Task instructions – Pictures are to be left out; otherwise, copy exactly the lines from the line containing "What does this" through the end of the data.
##############################
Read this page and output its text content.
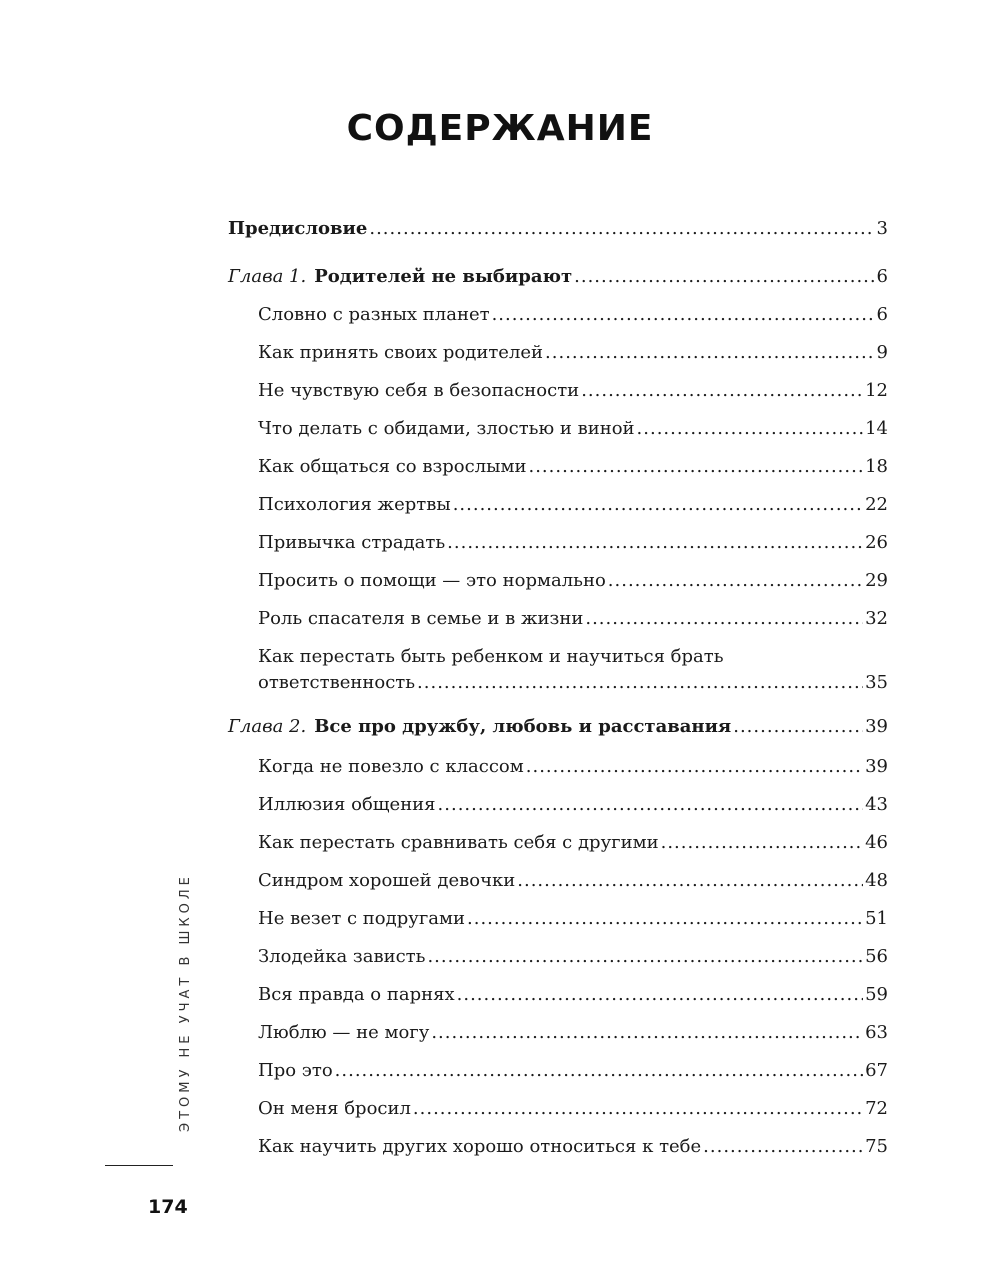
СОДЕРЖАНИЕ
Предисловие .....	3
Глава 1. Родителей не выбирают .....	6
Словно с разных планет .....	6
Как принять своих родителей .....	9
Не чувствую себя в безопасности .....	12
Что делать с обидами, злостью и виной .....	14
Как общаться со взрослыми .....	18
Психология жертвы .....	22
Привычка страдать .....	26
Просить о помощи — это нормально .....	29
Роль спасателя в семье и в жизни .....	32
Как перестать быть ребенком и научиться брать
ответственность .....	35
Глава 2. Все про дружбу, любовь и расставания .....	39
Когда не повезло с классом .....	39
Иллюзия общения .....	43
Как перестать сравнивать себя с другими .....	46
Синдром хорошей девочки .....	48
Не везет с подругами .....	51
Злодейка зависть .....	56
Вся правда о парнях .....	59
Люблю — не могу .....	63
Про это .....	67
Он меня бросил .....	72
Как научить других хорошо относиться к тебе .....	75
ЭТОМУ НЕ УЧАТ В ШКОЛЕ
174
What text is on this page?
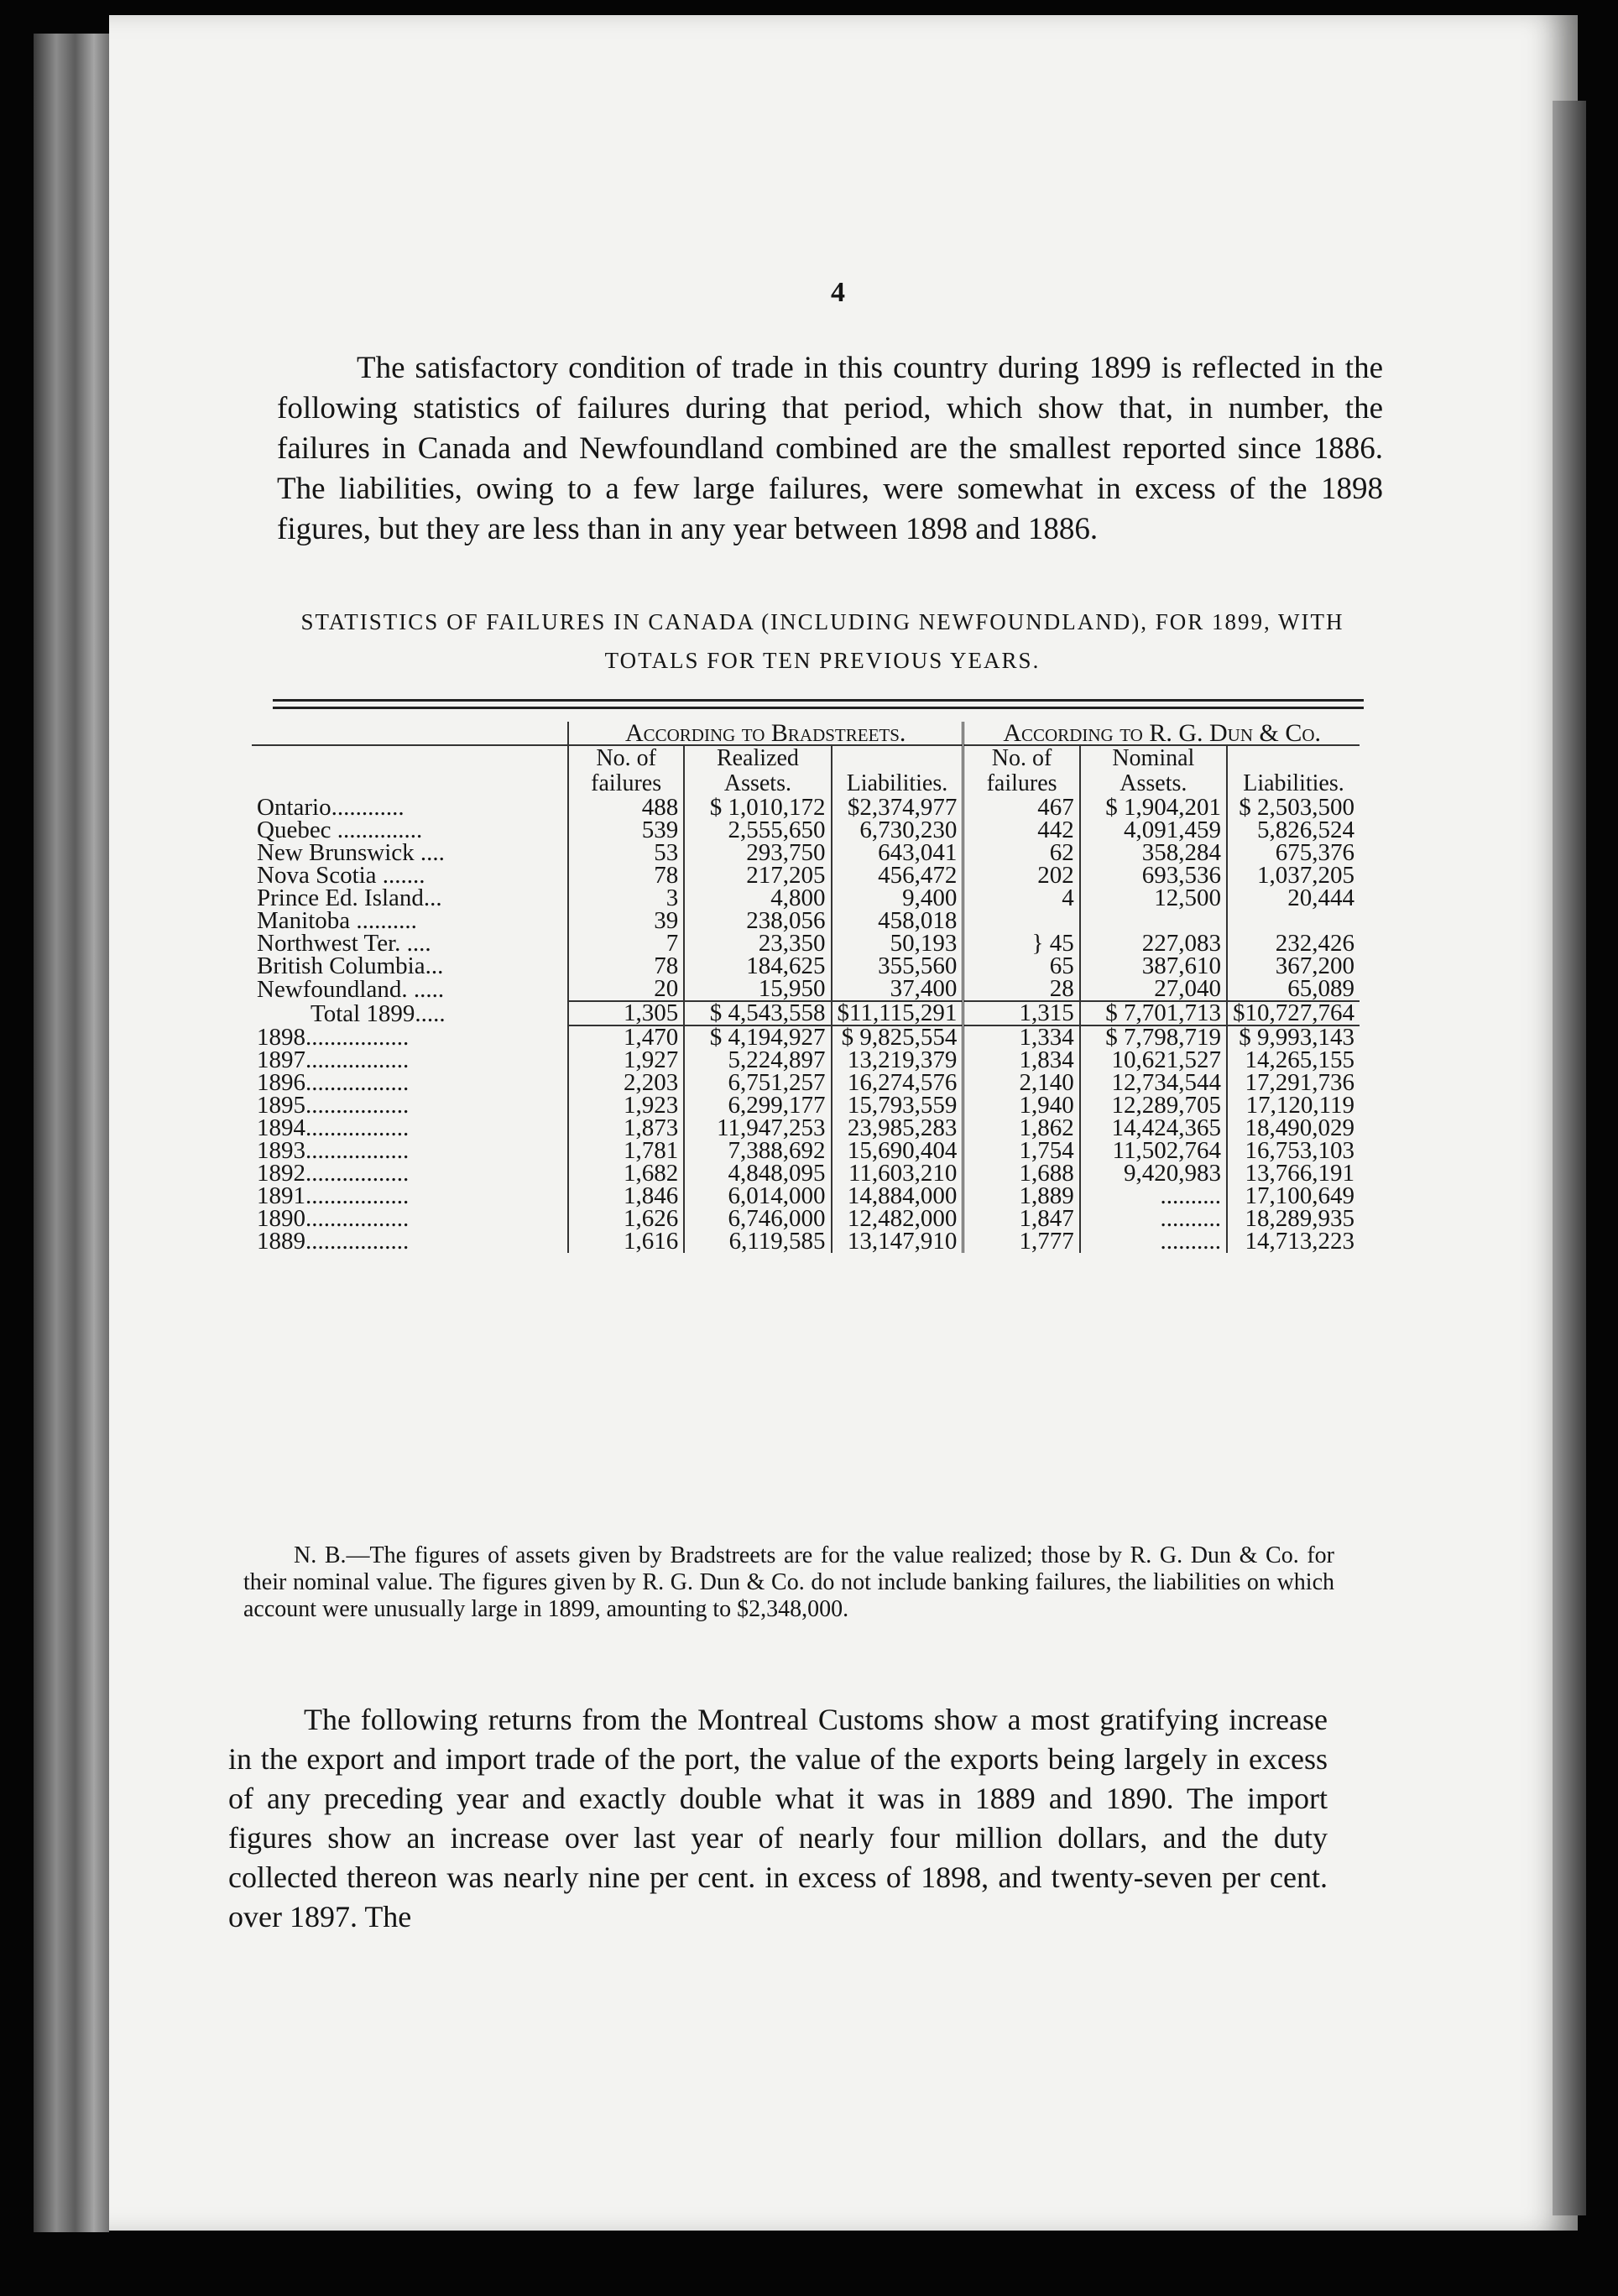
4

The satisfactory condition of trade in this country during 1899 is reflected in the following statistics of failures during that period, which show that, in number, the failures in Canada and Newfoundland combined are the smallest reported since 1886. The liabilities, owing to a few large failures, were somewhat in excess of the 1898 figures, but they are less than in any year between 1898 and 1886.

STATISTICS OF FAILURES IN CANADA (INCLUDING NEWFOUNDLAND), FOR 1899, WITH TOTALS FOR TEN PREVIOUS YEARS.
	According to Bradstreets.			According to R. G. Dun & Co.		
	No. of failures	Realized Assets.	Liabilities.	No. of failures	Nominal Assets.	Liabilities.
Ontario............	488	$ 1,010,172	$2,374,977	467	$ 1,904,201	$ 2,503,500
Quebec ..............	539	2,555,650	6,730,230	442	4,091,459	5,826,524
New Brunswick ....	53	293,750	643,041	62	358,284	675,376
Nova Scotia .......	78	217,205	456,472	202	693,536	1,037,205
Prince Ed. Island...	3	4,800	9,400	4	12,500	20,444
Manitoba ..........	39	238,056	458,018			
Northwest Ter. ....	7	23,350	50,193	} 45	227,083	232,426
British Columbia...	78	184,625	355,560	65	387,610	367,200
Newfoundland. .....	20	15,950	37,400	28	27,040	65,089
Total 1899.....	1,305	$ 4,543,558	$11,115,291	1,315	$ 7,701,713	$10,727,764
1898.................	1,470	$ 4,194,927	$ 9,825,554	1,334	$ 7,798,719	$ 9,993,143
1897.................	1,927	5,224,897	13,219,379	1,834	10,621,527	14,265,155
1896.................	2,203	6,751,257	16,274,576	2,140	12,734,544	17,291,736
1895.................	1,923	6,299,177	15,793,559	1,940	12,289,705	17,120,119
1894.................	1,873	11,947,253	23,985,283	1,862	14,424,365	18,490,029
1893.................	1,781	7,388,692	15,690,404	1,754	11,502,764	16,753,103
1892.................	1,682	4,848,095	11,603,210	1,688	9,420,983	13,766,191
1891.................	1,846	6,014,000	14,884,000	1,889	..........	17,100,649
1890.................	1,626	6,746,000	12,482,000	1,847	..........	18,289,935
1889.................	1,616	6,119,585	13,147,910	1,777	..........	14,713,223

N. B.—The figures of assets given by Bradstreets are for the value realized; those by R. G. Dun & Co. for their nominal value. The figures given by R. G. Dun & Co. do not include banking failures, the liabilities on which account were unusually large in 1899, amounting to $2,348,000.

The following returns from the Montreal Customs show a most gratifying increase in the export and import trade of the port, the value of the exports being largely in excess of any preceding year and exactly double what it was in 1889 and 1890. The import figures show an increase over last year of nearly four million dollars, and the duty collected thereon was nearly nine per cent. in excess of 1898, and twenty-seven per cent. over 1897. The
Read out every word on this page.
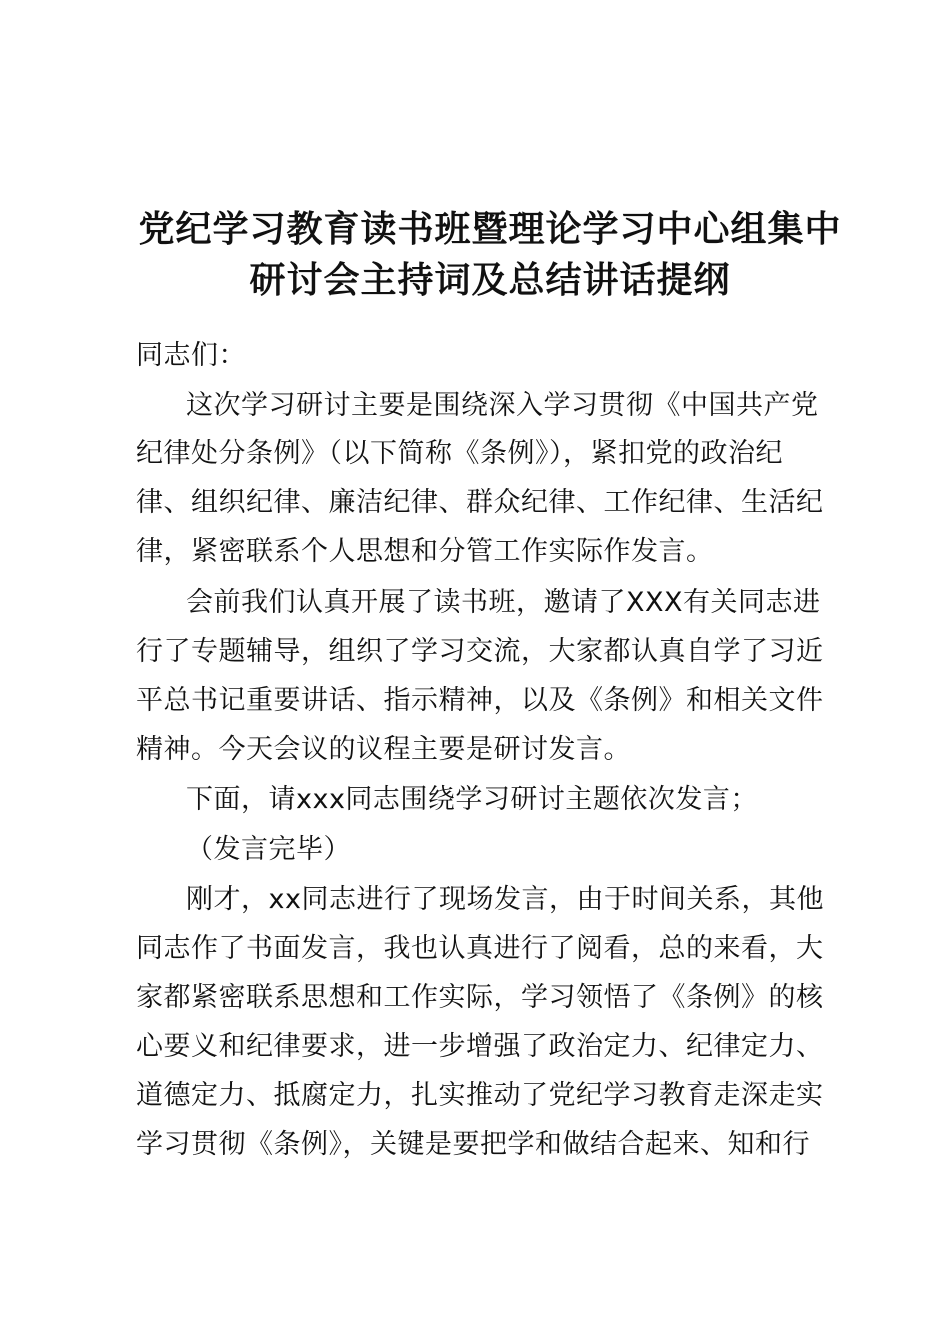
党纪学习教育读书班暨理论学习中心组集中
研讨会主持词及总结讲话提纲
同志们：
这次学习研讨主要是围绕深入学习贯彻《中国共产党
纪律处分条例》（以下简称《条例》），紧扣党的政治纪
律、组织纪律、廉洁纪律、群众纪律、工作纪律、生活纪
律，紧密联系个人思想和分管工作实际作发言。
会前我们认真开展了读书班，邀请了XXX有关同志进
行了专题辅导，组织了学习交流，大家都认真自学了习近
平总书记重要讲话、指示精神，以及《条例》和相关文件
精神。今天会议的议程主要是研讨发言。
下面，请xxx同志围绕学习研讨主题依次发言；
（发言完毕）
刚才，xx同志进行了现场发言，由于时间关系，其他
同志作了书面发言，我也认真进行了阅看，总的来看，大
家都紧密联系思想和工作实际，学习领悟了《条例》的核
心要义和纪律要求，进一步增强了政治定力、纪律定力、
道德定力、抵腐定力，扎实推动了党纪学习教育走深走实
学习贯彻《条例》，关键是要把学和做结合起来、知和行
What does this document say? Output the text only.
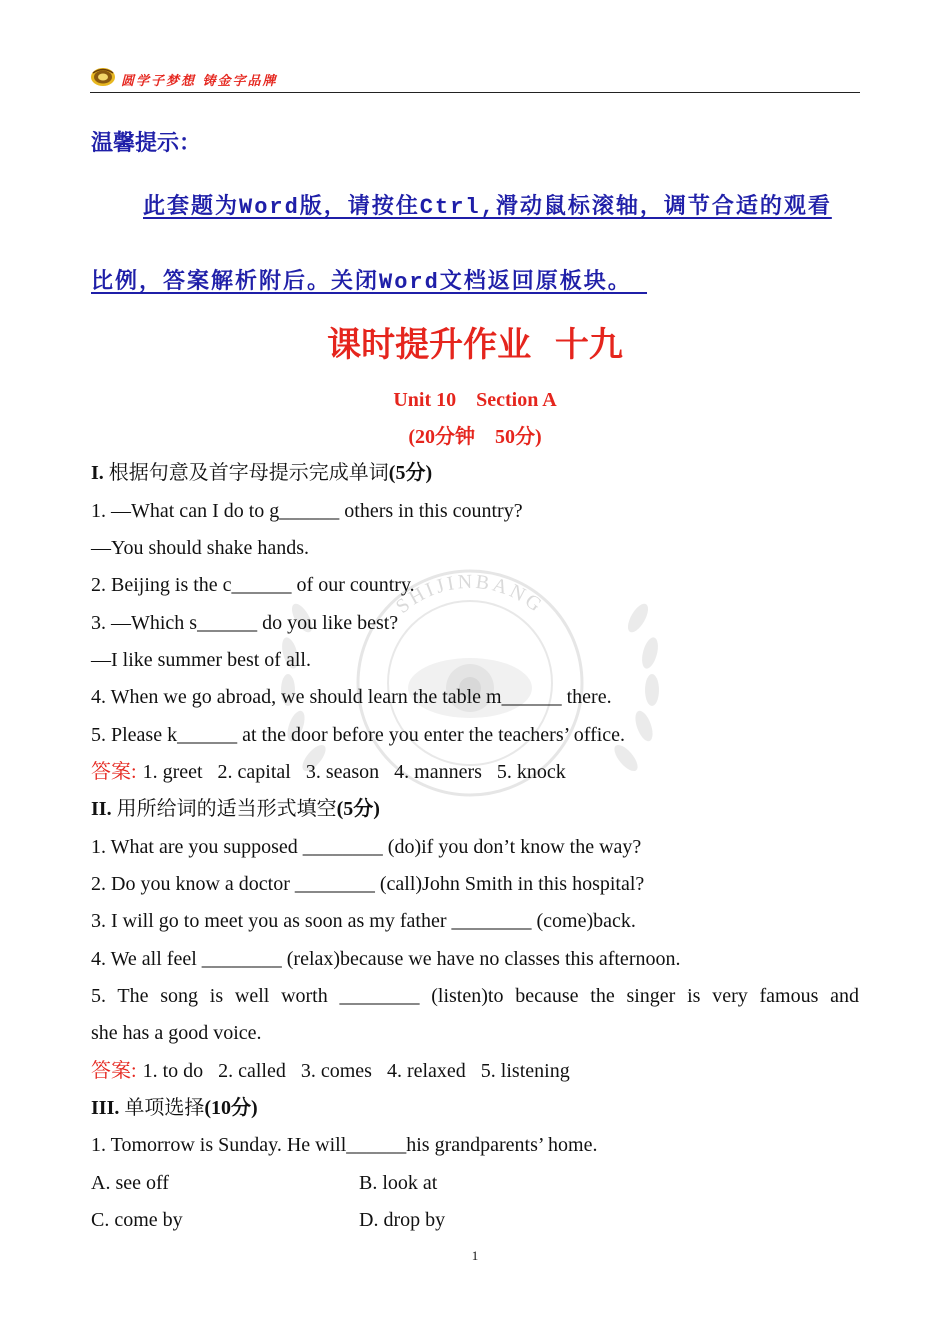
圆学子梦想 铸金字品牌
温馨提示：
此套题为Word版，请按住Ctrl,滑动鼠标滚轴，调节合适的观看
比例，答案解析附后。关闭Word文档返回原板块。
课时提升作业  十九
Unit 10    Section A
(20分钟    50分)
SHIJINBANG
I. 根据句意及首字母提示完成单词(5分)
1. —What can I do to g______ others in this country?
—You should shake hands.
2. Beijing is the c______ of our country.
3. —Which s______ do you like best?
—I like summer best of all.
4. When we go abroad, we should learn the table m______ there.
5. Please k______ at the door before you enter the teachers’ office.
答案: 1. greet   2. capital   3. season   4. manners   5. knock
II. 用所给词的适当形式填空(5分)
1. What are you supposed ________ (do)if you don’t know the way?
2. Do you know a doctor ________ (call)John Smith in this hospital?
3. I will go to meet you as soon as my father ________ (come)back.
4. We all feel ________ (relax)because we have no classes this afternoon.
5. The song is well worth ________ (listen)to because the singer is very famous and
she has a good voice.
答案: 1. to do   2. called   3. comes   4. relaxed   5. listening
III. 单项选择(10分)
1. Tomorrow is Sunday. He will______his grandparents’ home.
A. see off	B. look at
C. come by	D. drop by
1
##############################
Full output –
What does this document say? Output the text only.
圆学子梦想 铸金字品牌
温馨提示：
此套题为Word版，请按住Ctrl,滑动鼠标滚轴，调节合适的观看
比例，答案解析附后。关闭Word文档返回原板块。
课时提升作业  十九
Unit 10    Section A
(20分钟    50分)
SHIJINBANG
I. 根据句意及首字母提示完成单词(5分)
1. —What can I do to g______ others in this country?
—You should shake hands.
2. Beijing is the c______ of our country.
3. —Which s______ do you like best?
—I like summer best of all.
4. When we go abroad, we should learn the table m______ there.
5. Please k______ at the door before you enter the teachers’ office.
答案: 1. greet   2. capital   3. season   4. manners   5. knock
II. 用所给词的适当形式填空(5分)
1. What are you supposed ________ (do)if you don’t know the way?
2. Do you know a doctor ________ (call)John Smith in this hospital?
3. I will go to meet you as soon as my father ________ (come)back.
4. We all feel ________ (relax)because we have no classes this afternoon.
5. The song is well worth ________ (listen)to because the singer is very famous and
she has a good voice.
答案: 1. to do   2. called   3. comes   4. relaxed   5. listening
III. 单项选择(10分)
1. Tomorrow is Sunday. He will______his grandparents’ home.
A. see off	B. look at
C. come by	D. drop by
1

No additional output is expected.